(Data entries for graphics)
────────────────────────────────────────
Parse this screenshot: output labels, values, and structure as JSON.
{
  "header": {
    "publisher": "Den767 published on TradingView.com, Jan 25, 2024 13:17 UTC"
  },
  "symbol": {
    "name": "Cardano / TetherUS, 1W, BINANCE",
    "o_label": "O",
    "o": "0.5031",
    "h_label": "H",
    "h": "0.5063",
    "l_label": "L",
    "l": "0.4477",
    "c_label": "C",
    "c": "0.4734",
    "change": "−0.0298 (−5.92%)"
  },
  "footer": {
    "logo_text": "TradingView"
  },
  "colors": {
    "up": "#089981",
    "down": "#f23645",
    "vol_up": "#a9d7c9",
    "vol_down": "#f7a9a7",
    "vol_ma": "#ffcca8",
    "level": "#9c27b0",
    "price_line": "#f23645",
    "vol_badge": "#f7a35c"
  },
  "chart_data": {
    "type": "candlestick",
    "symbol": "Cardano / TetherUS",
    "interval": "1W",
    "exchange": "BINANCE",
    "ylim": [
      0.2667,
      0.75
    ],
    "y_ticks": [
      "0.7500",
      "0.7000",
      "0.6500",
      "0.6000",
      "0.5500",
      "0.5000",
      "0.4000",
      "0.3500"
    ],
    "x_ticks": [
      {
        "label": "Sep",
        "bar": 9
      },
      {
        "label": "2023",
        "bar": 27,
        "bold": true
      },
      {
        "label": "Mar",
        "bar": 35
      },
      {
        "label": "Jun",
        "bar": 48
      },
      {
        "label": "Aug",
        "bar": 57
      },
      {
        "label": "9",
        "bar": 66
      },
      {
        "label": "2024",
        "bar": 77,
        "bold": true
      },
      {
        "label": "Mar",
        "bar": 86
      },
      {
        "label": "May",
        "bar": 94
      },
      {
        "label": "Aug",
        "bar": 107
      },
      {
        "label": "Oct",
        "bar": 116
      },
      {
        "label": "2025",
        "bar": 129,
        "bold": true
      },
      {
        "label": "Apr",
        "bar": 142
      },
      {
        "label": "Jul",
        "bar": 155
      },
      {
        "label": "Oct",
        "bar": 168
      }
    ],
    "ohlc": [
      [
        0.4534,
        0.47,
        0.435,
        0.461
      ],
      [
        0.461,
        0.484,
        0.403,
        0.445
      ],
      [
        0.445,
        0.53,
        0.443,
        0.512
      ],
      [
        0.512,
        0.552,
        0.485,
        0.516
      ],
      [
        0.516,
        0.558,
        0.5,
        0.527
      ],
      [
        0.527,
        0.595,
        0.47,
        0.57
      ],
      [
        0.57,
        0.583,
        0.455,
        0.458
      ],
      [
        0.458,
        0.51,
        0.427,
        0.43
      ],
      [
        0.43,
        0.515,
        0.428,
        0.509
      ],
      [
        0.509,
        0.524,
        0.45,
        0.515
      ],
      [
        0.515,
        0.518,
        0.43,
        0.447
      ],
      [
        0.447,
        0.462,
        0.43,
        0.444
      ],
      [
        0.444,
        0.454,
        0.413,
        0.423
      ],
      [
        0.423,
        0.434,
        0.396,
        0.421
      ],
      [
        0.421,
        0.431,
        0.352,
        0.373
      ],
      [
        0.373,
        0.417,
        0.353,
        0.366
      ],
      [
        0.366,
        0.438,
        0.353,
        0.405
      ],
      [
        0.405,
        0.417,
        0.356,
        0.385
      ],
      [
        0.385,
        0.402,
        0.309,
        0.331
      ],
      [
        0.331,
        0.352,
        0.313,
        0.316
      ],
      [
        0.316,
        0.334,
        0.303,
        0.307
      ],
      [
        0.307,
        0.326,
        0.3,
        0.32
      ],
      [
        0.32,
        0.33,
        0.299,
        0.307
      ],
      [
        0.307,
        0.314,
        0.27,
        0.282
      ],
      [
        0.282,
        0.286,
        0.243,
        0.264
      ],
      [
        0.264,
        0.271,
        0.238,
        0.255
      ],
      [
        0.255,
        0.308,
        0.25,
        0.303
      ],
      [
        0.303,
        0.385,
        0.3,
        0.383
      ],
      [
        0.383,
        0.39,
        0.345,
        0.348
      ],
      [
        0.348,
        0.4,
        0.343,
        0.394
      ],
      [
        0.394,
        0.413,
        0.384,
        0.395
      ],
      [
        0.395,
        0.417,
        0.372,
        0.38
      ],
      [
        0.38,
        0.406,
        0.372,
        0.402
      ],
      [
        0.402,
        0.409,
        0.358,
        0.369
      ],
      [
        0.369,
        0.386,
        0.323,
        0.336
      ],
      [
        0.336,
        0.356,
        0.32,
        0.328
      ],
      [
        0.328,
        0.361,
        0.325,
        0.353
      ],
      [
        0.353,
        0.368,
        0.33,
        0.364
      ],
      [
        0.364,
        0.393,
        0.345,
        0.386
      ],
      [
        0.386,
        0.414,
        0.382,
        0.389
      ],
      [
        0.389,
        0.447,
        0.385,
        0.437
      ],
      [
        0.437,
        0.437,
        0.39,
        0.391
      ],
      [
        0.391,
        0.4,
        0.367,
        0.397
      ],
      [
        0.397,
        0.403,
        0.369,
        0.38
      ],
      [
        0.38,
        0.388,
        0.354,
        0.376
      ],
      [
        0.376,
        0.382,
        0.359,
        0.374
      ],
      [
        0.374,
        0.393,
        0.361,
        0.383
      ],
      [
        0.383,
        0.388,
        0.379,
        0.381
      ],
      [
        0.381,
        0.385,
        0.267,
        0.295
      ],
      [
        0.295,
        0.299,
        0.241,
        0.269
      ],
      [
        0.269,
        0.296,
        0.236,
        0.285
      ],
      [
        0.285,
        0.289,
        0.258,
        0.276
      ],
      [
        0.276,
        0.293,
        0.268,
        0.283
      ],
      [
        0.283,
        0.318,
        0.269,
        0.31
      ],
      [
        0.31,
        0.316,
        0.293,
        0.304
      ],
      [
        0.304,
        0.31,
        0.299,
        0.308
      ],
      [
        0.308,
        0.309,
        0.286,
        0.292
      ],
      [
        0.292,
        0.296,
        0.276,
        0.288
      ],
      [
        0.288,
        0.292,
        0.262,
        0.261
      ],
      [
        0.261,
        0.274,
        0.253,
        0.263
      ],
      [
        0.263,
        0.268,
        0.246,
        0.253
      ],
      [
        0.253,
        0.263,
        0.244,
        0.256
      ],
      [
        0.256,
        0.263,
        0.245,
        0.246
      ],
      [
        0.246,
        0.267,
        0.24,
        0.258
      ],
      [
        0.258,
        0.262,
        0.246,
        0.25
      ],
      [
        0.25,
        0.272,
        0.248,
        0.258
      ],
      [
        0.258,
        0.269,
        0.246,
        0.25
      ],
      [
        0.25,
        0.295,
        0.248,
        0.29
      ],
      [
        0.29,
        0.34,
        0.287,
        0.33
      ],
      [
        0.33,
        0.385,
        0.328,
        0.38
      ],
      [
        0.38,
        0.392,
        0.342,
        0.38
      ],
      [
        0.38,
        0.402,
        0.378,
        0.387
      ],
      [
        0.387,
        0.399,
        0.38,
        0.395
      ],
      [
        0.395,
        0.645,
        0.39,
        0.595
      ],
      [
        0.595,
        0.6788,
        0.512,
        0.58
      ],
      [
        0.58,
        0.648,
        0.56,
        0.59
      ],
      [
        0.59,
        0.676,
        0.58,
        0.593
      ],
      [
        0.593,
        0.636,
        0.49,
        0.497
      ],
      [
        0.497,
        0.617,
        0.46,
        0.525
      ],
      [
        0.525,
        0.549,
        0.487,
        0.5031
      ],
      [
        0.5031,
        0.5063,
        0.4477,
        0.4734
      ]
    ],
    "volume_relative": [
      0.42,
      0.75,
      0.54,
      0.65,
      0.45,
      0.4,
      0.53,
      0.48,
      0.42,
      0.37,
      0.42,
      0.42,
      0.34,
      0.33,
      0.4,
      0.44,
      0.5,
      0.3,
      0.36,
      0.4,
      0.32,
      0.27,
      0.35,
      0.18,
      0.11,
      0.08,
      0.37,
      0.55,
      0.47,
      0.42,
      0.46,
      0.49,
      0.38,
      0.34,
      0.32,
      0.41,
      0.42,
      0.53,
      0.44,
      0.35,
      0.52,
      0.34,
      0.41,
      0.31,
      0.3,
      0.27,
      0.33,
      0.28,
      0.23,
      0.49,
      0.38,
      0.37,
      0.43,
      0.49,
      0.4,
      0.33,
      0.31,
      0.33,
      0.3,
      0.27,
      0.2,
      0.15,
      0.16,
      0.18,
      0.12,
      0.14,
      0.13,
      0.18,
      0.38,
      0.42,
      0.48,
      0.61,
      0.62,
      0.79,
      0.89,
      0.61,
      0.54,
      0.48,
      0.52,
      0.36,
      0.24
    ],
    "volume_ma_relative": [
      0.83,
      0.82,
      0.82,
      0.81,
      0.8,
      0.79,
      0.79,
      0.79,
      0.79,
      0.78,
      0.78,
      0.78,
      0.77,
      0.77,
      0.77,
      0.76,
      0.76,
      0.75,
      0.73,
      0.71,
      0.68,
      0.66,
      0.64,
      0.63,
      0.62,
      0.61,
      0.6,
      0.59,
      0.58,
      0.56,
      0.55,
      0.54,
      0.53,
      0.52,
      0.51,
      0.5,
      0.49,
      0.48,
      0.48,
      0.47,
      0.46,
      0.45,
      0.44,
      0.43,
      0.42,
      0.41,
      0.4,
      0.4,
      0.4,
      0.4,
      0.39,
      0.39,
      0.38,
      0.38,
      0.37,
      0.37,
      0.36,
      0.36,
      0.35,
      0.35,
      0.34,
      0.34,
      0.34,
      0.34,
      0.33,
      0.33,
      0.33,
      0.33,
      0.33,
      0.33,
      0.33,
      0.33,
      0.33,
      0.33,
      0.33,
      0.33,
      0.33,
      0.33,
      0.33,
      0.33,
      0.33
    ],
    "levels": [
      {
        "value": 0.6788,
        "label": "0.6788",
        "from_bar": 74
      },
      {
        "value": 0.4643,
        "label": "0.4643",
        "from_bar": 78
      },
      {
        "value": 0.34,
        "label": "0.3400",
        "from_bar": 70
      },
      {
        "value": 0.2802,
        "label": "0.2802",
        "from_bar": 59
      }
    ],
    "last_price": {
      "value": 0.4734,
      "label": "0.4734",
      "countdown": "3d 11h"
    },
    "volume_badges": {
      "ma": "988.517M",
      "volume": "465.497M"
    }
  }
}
────────────────────────────────────────
DIRECTIONS FOR THIS TASK =>
Identify how many lines in the entries above include the string "TradingView", then state that number alone.

RESULT OF THE TASK =>
2